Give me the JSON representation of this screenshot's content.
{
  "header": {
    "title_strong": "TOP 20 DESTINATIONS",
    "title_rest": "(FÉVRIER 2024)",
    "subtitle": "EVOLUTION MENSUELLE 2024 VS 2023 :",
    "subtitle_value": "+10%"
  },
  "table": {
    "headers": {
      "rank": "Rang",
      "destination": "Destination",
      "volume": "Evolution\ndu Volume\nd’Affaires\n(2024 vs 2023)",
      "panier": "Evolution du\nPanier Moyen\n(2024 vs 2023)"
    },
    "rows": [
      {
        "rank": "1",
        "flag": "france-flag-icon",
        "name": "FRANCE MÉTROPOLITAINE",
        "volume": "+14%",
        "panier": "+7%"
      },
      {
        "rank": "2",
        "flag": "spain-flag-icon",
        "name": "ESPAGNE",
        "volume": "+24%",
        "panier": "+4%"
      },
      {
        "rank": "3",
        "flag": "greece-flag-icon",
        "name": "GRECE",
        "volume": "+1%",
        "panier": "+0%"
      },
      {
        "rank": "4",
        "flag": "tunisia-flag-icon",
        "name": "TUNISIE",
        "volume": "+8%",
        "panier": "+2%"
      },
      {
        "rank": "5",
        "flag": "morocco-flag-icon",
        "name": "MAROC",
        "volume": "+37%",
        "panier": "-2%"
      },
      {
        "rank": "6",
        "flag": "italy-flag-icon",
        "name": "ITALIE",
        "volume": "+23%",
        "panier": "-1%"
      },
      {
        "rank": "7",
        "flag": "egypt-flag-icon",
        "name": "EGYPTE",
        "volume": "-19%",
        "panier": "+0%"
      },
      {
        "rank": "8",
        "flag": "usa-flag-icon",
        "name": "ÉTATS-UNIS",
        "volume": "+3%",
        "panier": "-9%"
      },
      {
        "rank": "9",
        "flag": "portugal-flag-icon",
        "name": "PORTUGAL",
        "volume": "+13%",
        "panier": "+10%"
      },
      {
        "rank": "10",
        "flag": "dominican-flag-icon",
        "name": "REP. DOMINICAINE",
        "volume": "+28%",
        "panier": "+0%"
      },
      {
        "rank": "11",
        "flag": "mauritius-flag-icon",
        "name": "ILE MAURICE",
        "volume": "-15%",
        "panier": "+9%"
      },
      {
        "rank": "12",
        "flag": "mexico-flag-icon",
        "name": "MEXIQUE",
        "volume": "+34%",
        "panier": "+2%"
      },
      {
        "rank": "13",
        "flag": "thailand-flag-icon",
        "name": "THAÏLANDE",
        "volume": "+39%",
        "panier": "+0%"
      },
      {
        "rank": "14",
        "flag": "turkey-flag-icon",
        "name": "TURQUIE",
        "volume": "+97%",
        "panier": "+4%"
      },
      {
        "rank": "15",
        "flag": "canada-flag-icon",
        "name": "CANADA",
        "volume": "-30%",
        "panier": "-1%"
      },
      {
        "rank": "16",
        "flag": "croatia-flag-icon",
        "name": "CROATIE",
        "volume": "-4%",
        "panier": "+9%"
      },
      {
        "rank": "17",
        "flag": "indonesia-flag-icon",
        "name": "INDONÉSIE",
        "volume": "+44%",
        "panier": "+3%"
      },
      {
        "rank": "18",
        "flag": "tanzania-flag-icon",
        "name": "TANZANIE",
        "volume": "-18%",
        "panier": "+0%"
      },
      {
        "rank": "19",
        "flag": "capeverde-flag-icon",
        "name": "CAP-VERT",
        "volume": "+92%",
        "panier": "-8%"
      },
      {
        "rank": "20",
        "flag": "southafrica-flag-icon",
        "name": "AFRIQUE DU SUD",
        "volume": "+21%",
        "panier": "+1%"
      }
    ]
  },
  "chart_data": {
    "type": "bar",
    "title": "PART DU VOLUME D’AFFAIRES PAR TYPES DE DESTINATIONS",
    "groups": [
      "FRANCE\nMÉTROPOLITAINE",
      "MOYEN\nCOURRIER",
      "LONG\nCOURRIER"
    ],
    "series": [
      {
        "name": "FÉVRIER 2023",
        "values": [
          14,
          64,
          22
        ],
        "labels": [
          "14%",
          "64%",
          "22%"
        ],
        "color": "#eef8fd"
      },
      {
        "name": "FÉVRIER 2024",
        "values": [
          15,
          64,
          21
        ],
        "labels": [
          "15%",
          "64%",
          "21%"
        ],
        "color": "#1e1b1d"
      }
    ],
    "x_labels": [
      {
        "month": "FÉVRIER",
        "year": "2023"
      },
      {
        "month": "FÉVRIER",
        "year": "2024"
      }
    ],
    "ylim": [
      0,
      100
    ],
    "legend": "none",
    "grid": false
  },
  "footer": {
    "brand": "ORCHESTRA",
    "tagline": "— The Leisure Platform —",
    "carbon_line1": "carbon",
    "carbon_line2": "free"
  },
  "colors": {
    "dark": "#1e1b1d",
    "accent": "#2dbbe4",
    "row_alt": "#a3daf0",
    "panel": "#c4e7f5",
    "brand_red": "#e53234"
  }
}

## WHAT TO PRODUCE
Return the listing above word for word.

## COMPLETED EXERCISE
Give me the JSON representation of this screenshot's content.
{
  "header": {
    "title_strong": "TOP 20 DESTINATIONS",
    "title_rest": "(FÉVRIER 2024)",
    "subtitle": "EVOLUTION MENSUELLE 2024 VS 2023 :",
    "subtitle_value": "+10%"
  },
  "table": {
    "headers": {
      "rank": "Rang",
      "destination": "Destination",
      "volume": "Evolution\ndu Volume\nd’Affaires\n(2024 vs 2023)",
      "panier": "Evolution du\nPanier Moyen\n(2024 vs 2023)"
    },
    "rows": [
      {
        "rank": "1",
        "flag": "france-flag-icon",
        "name": "FRANCE MÉTROPOLITAINE",
        "volume": "+14%",
        "panier": "+7%"
      },
      {
        "rank": "2",
        "flag": "spain-flag-icon",
        "name": "ESPAGNE",
        "volume": "+24%",
        "panier": "+4%"
      },
      {
        "rank": "3",
        "flag": "greece-flag-icon",
        "name": "GRECE",
        "volume": "+1%",
        "panier": "+0%"
      },
      {
        "rank": "4",
        "flag": "tunisia-flag-icon",
        "name": "TUNISIE",
        "volume": "+8%",
        "panier": "+2%"
      },
      {
        "rank": "5",
        "flag": "morocco-flag-icon",
        "name": "MAROC",
        "volume": "+37%",
        "panier": "-2%"
      },
      {
        "rank": "6",
        "flag": "italy-flag-icon",
        "name": "ITALIE",
        "volume": "+23%",
        "panier": "-1%"
      },
      {
        "rank": "7",
        "flag": "egypt-flag-icon",
        "name": "EGYPTE",
        "volume": "-19%",
        "panier": "+0%"
      },
      {
        "rank": "8",
        "flag": "usa-flag-icon",
        "name": "ÉTATS-UNIS",
        "volume": "+3%",
        "panier": "-9%"
      },
      {
        "rank": "9",
        "flag": "portugal-flag-icon",
        "name": "PORTUGAL",
        "volume": "+13%",
        "panier": "+10%"
      },
      {
        "rank": "10",
        "flag": "dominican-flag-icon",
        "name": "REP. DOMINICAINE",
        "volume": "+28%",
        "panier": "+0%"
      },
      {
        "rank": "11",
        "flag": "mauritius-flag-icon",
        "name": "ILE MAURICE",
        "volume": "-15%",
        "panier": "+9%"
      },
      {
        "rank": "12",
        "flag": "mexico-flag-icon",
        "name": "MEXIQUE",
        "volume": "+34%",
        "panier": "+2%"
      },
      {
        "rank": "13",
        "flag": "thailand-flag-icon",
        "name": "THAÏLANDE",
        "volume": "+39%",
        "panier": "+0%"
      },
      {
        "rank": "14",
        "flag": "turkey-flag-icon",
        "name": "TURQUIE",
        "volume": "+97%",
        "panier": "+4%"
      },
      {
        "rank": "15",
        "flag": "canada-flag-icon",
        "name": "CANADA",
        "volume": "-30%",
        "panier": "-1%"
      },
      {
        "rank": "16",
        "flag": "croatia-flag-icon",
        "name": "CROATIE",
        "volume": "-4%",
        "panier": "+9%"
      },
      {
        "rank": "17",
        "flag": "indonesia-flag-icon",
        "name": "INDONÉSIE",
        "volume": "+44%",
        "panier": "+3%"
      },
      {
        "rank": "18",
        "flag": "tanzania-flag-icon",
        "name": "TANZANIE",
        "volume": "-18%",
        "panier": "+0%"
      },
      {
        "rank": "19",
        "flag": "capeverde-flag-icon",
        "name": "CAP-VERT",
        "volume": "+92%",
        "panier": "-8%"
      },
      {
        "rank": "20",
        "flag": "southafrica-flag-icon",
        "name": "AFRIQUE DU SUD",
        "volume": "+21%",
        "panier": "+1%"
      }
    ]
  },
  "chart_data": {
    "type": "bar",
    "title": "PART DU VOLUME D’AFFAIRES PAR TYPES DE DESTINATIONS",
    "groups": [
      "FRANCE\nMÉTROPOLITAINE",
      "MOYEN\nCOURRIER",
      "LONG\nCOURRIER"
    ],
    "series": [
      {
        "name": "FÉVRIER 2023",
        "values": [
          14,
          64,
          22
        ],
        "labels": [
          "14%",
          "64%",
          "22%"
        ],
        "color": "#eef8fd"
      },
      {
        "name": "FÉVRIER 2024",
        "values": [
          15,
          64,
          21
        ],
        "labels": [
          "15%",
          "64%",
          "21%"
        ],
        "color": "#1e1b1d"
      }
    ],
    "x_labels": [
      {
        "month": "FÉVRIER",
        "year": "2023"
      },
      {
        "month": "FÉVRIER",
        "year": "2024"
      }
    ],
    "ylim": [
      0,
      100
    ],
    "legend": "none",
    "grid": false
  },
  "footer": {
    "brand": "ORCHESTRA",
    "tagline": "— The Leisure Platform —",
    "carbon_line1": "carbon",
    "carbon_line2": "free"
  },
  "colors": {
    "dark": "#1e1b1d",
    "accent": "#2dbbe4",
    "row_alt": "#a3daf0",
    "panel": "#c4e7f5",
    "brand_red": "#e53234"
  }
}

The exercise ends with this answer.